▶ **TO BE DONE**: Reproduce the records below with "reaction-arrow-icon" swapped for "reaction-arrow-glyph", keeping everything else unchanged and leaving out the pictures.

▶ **DATASET ENTRIES**:
* BEGIN *

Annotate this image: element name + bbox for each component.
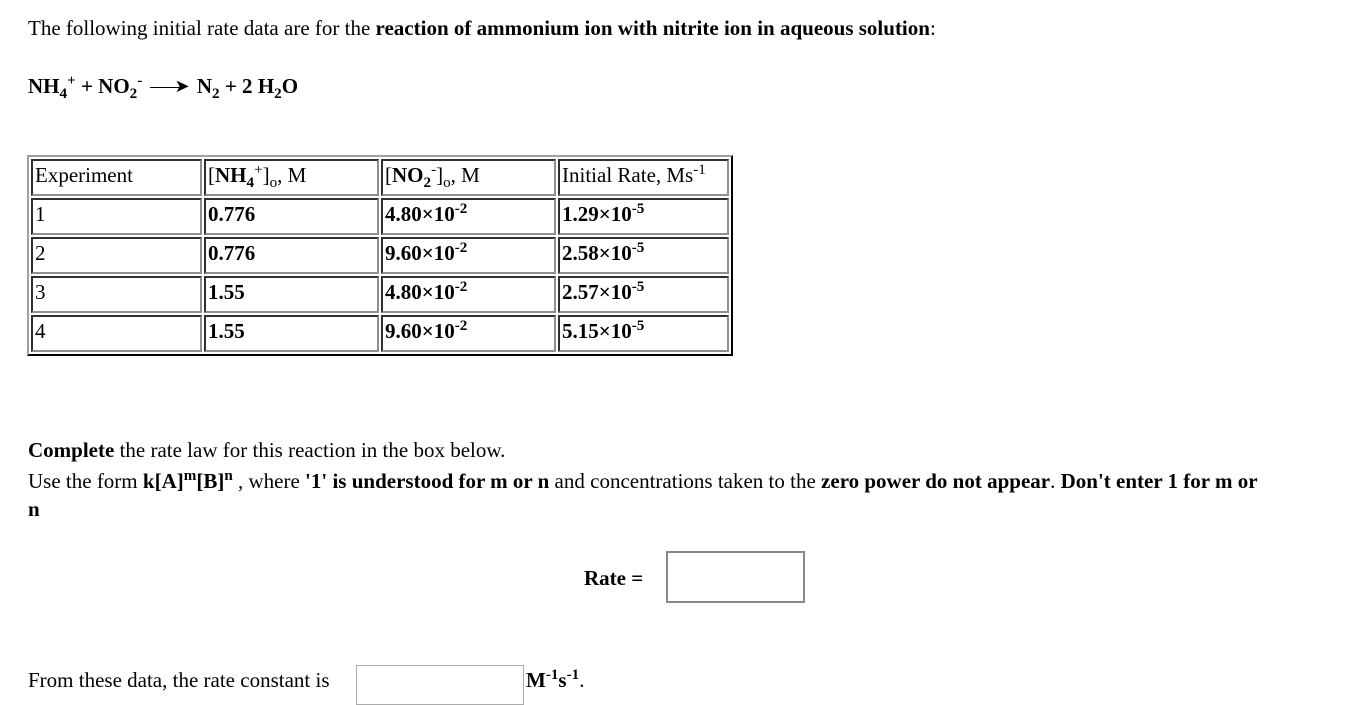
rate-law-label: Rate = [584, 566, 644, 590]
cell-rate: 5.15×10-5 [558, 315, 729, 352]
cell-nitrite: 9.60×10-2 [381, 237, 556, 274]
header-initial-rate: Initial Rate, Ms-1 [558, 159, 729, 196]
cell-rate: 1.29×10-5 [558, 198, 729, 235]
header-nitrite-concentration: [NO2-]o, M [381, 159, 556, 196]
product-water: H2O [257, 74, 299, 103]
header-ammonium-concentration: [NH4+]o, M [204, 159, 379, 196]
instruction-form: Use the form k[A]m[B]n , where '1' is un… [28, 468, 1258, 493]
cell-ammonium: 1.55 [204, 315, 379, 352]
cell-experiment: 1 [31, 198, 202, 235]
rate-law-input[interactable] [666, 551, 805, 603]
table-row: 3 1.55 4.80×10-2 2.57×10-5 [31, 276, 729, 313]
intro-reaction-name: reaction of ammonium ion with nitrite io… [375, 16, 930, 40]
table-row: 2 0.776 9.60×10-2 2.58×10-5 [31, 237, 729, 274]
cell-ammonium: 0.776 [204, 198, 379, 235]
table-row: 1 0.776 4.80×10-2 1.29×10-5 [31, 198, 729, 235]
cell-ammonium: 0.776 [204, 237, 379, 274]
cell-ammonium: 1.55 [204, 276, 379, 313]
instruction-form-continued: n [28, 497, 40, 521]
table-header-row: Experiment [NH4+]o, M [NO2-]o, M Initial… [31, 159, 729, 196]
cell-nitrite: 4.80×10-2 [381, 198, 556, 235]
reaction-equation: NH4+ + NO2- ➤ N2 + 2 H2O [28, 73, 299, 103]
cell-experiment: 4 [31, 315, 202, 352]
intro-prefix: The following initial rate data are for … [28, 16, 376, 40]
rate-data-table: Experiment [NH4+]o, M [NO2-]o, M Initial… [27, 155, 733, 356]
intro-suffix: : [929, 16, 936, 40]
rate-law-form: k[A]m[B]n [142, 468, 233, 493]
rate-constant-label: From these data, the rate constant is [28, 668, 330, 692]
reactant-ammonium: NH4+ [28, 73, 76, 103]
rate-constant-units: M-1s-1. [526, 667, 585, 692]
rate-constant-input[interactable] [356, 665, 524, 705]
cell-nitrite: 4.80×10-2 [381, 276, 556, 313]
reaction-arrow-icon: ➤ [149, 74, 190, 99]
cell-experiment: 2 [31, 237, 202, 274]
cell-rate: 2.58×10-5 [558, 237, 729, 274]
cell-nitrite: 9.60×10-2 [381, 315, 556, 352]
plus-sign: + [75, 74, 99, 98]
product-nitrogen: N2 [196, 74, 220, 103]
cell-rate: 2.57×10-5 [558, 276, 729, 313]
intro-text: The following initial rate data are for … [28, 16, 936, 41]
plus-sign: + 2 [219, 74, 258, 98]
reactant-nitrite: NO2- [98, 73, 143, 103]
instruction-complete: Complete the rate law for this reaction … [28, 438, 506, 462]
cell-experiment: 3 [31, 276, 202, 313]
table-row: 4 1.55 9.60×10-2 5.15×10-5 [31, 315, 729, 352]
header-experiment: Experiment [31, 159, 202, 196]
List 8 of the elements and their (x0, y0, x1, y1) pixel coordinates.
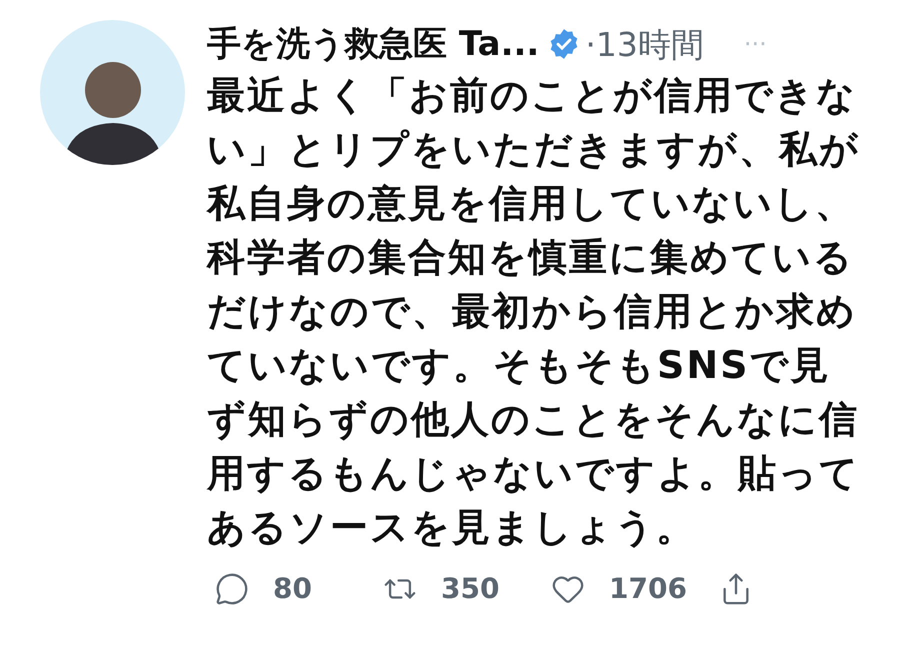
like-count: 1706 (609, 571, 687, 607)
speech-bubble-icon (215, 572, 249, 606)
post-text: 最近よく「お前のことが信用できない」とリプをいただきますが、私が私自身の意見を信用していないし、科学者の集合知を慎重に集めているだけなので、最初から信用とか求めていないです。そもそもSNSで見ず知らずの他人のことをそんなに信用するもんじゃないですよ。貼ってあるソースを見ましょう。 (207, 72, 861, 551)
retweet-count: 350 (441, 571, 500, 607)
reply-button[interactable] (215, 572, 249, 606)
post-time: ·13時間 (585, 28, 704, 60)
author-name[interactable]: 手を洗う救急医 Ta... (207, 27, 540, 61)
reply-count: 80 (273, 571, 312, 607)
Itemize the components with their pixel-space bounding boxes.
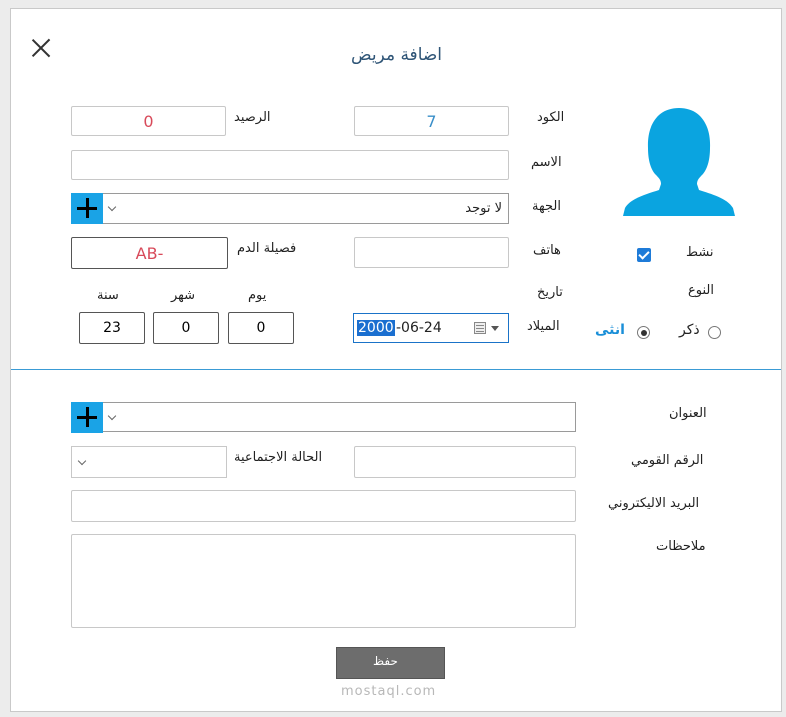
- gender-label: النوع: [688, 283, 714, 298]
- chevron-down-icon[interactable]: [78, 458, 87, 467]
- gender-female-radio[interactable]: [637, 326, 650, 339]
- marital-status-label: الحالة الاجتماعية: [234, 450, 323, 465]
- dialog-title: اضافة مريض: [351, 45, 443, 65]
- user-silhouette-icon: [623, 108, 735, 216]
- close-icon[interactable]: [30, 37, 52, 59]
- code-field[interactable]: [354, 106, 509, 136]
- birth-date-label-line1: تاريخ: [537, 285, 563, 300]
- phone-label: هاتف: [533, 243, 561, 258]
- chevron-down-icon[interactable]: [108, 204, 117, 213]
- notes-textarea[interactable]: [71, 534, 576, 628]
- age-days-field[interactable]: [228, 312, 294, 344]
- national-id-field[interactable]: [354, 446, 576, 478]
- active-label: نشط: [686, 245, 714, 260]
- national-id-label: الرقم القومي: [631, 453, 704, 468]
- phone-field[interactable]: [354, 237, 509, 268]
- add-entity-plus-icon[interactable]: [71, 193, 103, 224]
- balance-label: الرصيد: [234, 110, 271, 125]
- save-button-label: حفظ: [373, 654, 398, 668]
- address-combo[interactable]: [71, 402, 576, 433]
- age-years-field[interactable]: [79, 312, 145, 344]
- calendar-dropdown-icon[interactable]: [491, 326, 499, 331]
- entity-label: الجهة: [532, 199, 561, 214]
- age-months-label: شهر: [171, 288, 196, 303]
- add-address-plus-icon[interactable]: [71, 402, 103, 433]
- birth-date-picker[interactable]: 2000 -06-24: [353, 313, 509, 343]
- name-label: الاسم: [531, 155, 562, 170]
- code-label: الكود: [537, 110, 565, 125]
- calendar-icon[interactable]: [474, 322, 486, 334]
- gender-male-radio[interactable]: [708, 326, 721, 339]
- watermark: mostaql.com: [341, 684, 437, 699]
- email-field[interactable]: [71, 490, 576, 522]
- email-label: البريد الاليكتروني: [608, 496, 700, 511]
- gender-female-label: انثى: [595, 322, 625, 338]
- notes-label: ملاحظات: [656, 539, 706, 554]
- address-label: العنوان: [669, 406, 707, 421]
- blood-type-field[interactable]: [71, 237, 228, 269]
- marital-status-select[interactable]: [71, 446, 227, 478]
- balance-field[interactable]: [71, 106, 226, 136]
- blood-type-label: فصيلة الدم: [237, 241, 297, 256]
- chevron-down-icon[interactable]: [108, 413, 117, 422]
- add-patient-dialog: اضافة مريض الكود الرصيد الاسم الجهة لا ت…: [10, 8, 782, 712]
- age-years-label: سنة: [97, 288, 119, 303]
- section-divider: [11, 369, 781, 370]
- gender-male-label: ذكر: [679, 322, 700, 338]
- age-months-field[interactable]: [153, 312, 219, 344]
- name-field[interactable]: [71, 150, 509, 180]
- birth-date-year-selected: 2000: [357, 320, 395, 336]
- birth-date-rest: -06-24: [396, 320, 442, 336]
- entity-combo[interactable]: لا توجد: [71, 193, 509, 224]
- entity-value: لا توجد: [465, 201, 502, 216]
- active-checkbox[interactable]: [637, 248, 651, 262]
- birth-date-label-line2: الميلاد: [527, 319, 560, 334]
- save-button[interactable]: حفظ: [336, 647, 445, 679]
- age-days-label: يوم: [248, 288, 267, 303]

* END *

▶ **WRITTEN SOLUTION**:
Annotate this image: element name + bbox for each component.
rate-law-label: Rate = [584, 566, 644, 590]
cell-rate: 5.15×10-5 [558, 315, 729, 352]
cell-nitrite: 9.60×10-2 [381, 237, 556, 274]
header-initial-rate: Initial Rate, Ms-1 [558, 159, 729, 196]
cell-rate: 1.29×10-5 [558, 198, 729, 235]
header-nitrite-concentration: [NO2-]o, M [381, 159, 556, 196]
product-water: H2O [257, 74, 299, 103]
header-ammonium-concentration: [NH4+]o, M [204, 159, 379, 196]
instruction-form: Use the form k[A]m[B]n , where '1' is un… [28, 468, 1258, 493]
cell-ammonium: 1.55 [204, 315, 379, 352]
cell-experiment: 1 [31, 198, 202, 235]
rate-law-input[interactable] [666, 551, 805, 603]
table-row: 3 1.55 4.80×10-2 2.57×10-5 [31, 276, 729, 313]
intro-reaction-name: reaction of ammonium ion with nitrite io… [375, 16, 930, 40]
table-row: 2 0.776 9.60×10-2 2.58×10-5 [31, 237, 729, 274]
cell-ammonium: 0.776 [204, 198, 379, 235]
table-row: 1 0.776 4.80×10-2 1.29×10-5 [31, 198, 729, 235]
cell-ammonium: 0.776 [204, 237, 379, 274]
cell-ammonium: 1.55 [204, 276, 379, 313]
instruction-form-continued: n [28, 497, 40, 521]
table-header-row: Experiment [NH4+]o, M [NO2-]o, M Initial… [31, 159, 729, 196]
cell-nitrite: 4.80×10-2 [381, 198, 556, 235]
reaction-equation: NH4+ + NO2- ➤ N2 + 2 H2O [28, 73, 299, 103]
cell-experiment: 4 [31, 315, 202, 352]
intro-prefix: The following initial rate data are for … [28, 16, 376, 40]
rate-data-table: Experiment [NH4+]o, M [NO2-]o, M Initial… [27, 155, 733, 356]
intro-suffix: : [929, 16, 936, 40]
rate-law-form: k[A]m[B]n [142, 468, 233, 493]
rate-constant-label: From these data, the rate constant is [28, 668, 330, 692]
reactant-ammonium: NH4+ [28, 73, 76, 103]
rate-constant-units: M-1s-1. [526, 667, 585, 692]
rate-constant-input[interactable] [356, 665, 524, 705]
cell-nitrite: 4.80×10-2 [381, 276, 556, 313]
reaction-arrow-glyph: ➤ [149, 74, 190, 99]
cell-experiment: 2 [31, 237, 202, 274]
cell-rate: 2.58×10-5 [558, 237, 729, 274]
cell-nitrite: 9.60×10-2 [381, 315, 556, 352]
plus-sign: + [75, 74, 99, 98]
product-nitrogen: N2 [196, 74, 220, 103]
cell-rate: 2.57×10-5 [558, 276, 729, 313]
intro-text: The following initial rate data are for … [28, 16, 936, 41]
plus-sign: + 2 [219, 74, 258, 98]
reactant-nitrite: NO2- [98, 73, 143, 103]
instruction-complete: Complete the rate law for this reaction … [28, 438, 506, 462]
cell-experiment: 3 [31, 276, 202, 313]
table-row: 4 1.55 9.60×10-2 5.15×10-5 [31, 315, 729, 352]
header-experiment: Experiment [31, 159, 202, 196]
List 8 of the elements and their (x0, y0, x1, y1) pixel coordinates.
like-count: 1706 (609, 571, 687, 607)
speech-bubble-icon (215, 572, 249, 606)
post-text: 最近よく「お前のことが信用できない」とリプをいただきますが、私が私自身の意見を信用していないし、科学者の集合知を慎重に集めているだけなので、最初から信用とか求めていないです。そもそもSNSで見ず知らずの他人のことをそんなに信用するもんじゃないですよ。貼ってあるソースを見ましょう。 (207, 72, 861, 551)
retweet-count: 350 (441, 571, 500, 607)
reply-button[interactable] (215, 572, 249, 606)
post-time: ·13時間 (585, 28, 704, 60)
author-name[interactable]: 手を洗う救急医 Ta... (207, 27, 540, 61)
reply-count: 80 (273, 571, 312, 607)
Itemize the components with their pixel-space bounding boxes.
- gender-label: النوع: [688, 283, 714, 298]
- chevron-down-icon[interactable]: [78, 458, 87, 467]
- gender-female-radio[interactable]: [637, 326, 650, 339]
- marital-status-label: الحالة الاجتماعية: [234, 450, 323, 465]
- dialog-title: اضافة مريض: [351, 45, 443, 65]
- user-silhouette-icon: [623, 108, 735, 216]
- close-icon[interactable]: [30, 37, 52, 59]
- code-field[interactable]: [354, 106, 509, 136]
- birth-date-label-line1: تاريخ: [537, 285, 563, 300]
- phone-label: هاتف: [533, 243, 561, 258]
- chevron-down-icon[interactable]: [108, 204, 117, 213]
- notes-textarea[interactable]: [71, 534, 576, 628]
- age-days-field[interactable]: [228, 312, 294, 344]
- national-id-field[interactable]: [354, 446, 576, 478]
- active-label: نشط: [686, 245, 714, 260]
- national-id-label: الرقم القومي: [631, 453, 704, 468]
- phone-field[interactable]: [354, 237, 509, 268]
- add-entity-plus-icon[interactable]: [71, 193, 103, 224]
- balance-label: الرصيد: [234, 110, 271, 125]
- save-button-label: حفظ: [373, 654, 398, 668]
- address-combo[interactable]: [71, 402, 576, 433]
- age-years-field[interactable]: [79, 312, 145, 344]
- calendar-dropdown-icon[interactable]: [491, 326, 499, 331]
- entity-label: الجهة: [532, 199, 561, 214]
- age-months-label: شهر: [171, 288, 196, 303]
- add-address-plus-icon[interactable]: [71, 402, 103, 433]
- birth-date-picker[interactable]: 2000 -06-24: [353, 313, 509, 343]
- name-label: الاسم: [531, 155, 562, 170]
- code-label: الكود: [537, 110, 565, 125]
- calendar-icon[interactable]: [474, 322, 486, 334]
- gender-male-radio[interactable]: [708, 326, 721, 339]
- watermark: mostaql.com: [341, 684, 437, 699]
- email-field[interactable]: [71, 490, 576, 522]
- email-label: البريد الاليكتروني: [608, 496, 700, 511]
- gender-female-label: انثى: [595, 322, 625, 338]
- notes-label: ملاحظات: [656, 539, 706, 554]
- address-label: العنوان: [669, 406, 707, 421]
- blood-type-field[interactable]: [71, 237, 228, 269]
- marital-status-select[interactable]: [71, 446, 227, 478]
- balance-field[interactable]: [71, 106, 226, 136]
- blood-type-label: فصيلة الدم: [237, 241, 297, 256]
- chevron-down-icon[interactable]: [108, 413, 117, 422]
- add-patient-dialog: اضافة مريض الكود الرصيد الاسم الجهة لا ت…: [10, 8, 782, 712]
- age-years-label: سنة: [97, 288, 119, 303]
- section-divider: [11, 369, 781, 370]
- gender-male-label: ذكر: [679, 322, 700, 338]
- age-months-field[interactable]: [153, 312, 219, 344]
- name-field[interactable]: [71, 150, 509, 180]
- birth-date-year-selected: 2000: [357, 320, 395, 336]
- birth-date-rest: -06-24: [396, 320, 442, 336]
- entity-combo[interactable]: لا توجد: [71, 193, 509, 224]
- entity-value: لا توجد: [465, 201, 502, 216]
- active-checkbox[interactable]: [637, 248, 651, 262]
- birth-date-label-line2: الميلاد: [527, 319, 560, 334]
- save-button[interactable]: حفظ: [336, 647, 445, 679]
- age-days-label: يوم: [248, 288, 267, 303]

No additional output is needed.